• 本文抜粋:
__________
2024年11月22日(金)

西山隆行が読み解くアメリカ社会

2018年11月8日

政策論争よりもトランプ大統領への「評価」を強調

 今回の中間選挙は、通例とは異なる特徴を持っていた。

 第一に、連邦議会に党の顔となる人物が不在だった。通例の選挙では、現職の下院議長が下院多数派の政党の顔として、そして、下院少数派が逆転勝利した場合に下院議長を目指す人がその政党の顔として、選挙戦を主導することが多い。だが、今回の選挙では現職下院議長のポール・ライアンが引退表明をし、民主党で下院議長への返り咲きを目指しているとされるナンシー・ペロシは共和党支持者の間でとりわけ不人気なこともあって表立った活動を控えた。
__________
• 課題の説明: 本文の「第一に、連邦議会に党の顔となる」で始まる段落を、主な事実を残して短く書き直してください。

• データ抜粋:
__________
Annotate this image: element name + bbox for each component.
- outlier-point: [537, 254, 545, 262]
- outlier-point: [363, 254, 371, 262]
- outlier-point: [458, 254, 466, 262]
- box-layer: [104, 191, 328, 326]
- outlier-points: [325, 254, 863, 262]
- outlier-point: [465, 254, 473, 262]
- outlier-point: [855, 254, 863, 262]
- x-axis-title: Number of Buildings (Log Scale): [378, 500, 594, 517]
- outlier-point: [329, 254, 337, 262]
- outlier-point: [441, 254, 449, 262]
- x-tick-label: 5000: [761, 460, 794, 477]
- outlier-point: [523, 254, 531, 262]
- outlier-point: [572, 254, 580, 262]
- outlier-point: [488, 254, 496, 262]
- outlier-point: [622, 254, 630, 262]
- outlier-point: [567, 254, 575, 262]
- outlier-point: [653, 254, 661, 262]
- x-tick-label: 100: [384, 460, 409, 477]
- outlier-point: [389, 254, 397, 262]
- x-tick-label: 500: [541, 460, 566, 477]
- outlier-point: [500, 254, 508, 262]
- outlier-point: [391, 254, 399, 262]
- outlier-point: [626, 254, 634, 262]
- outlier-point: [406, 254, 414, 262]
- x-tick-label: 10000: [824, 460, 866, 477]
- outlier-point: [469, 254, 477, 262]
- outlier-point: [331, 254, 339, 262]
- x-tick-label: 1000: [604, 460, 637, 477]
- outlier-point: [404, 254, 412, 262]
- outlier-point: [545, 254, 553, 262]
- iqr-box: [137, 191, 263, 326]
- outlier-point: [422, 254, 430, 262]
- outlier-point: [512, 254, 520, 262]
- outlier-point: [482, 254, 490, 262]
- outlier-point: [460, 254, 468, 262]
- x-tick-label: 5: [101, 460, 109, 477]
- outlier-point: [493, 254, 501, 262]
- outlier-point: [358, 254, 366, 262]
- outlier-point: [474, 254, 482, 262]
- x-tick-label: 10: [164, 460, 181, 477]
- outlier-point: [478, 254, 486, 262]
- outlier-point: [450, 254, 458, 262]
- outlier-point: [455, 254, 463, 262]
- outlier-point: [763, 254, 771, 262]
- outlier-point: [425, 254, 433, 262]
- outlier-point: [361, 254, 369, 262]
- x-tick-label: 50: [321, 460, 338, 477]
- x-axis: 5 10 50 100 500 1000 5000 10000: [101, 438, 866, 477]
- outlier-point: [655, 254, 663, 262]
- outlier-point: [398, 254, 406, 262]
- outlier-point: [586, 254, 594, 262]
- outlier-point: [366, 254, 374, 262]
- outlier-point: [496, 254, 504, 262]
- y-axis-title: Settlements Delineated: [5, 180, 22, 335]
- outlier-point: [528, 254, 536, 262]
__________
• 正解: 第一に、今回の中間選挙では連邦議会に党の顔となる人物がいなかった。通例は、現職の下院議長や、少数派が逆転した場合に議長を目指す人が選挙戦を主導する。だが現職議長のポール・ライアンは引退を表明し、議長への返り咲きを目指すとされる民主党のナンシー・ペロシは、共和党支持者にとりわけ不人気なこともあって表立った活動を控えた。